[Collected data entries]

________________

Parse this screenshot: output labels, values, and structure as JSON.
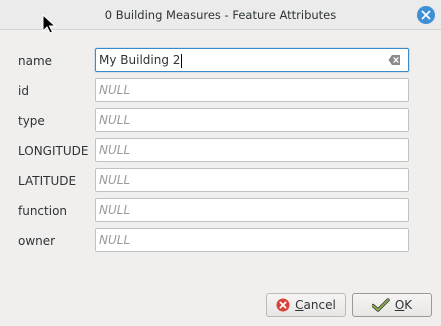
{
  "window": {
    "title": "0 Building Measures - Feature Attributes"
  },
  "fields": [
    {
      "label": "name",
      "value": "My Building 2",
      "is_null": false
    },
    {
      "label": "id",
      "value": "NULL",
      "is_null": true
    },
    {
      "label": "type",
      "value": "NULL",
      "is_null": true
    },
    {
      "label": "LONGITUDE",
      "value": "NULL",
      "is_null": true
    },
    {
      "label": "LATITUDE",
      "value": "NULL",
      "is_null": true
    },
    {
      "label": "function",
      "value": "NULL",
      "is_null": true
    },
    {
      "label": "owner",
      "value": "NULL",
      "is_null": true
    }
  ],
  "buttons": {
    "cancel_first": "C",
    "cancel_rest": "ancel",
    "ok_first": "O",
    "ok_rest": "K"
  },
  "colors": {
    "accent": "#3d8fd6",
    "cancel_icon": "#d9423b",
    "ok_icon": "#6a8a3a"
  }
}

________________

- [Instructions to follow]: Keep every word of the data as it is when you write it out, but drop the pictures.

- [Written reply]:
Parse this screenshot: output labels, values, and structure as JSON.
{
  "window": {
    "title": "0 Building Measures - Feature Attributes"
  },
  "fields": [
    {
      "label": "name",
      "value": "My Building 2",
      "is_null": false
    },
    {
      "label": "id",
      "value": "NULL",
      "is_null": true
    },
    {
      "label": "type",
      "value": "NULL",
      "is_null": true
    },
    {
      "label": "LONGITUDE",
      "value": "NULL",
      "is_null": true
    },
    {
      "label": "LATITUDE",
      "value": "NULL",
      "is_null": true
    },
    {
      "label": "function",
      "value": "NULL",
      "is_null": true
    },
    {
      "label": "owner",
      "value": "NULL",
      "is_null": true
    }
  ],
  "buttons": {
    "cancel_first": "C",
    "cancel_rest": "ancel",
    "ok_first": "O",
    "ok_rest": "K"
  },
  "colors": {
    "accent": "#3d8fd6",
    "cancel_icon": "#d9423b",
    "ok_icon": "#6a8a3a"
  }
}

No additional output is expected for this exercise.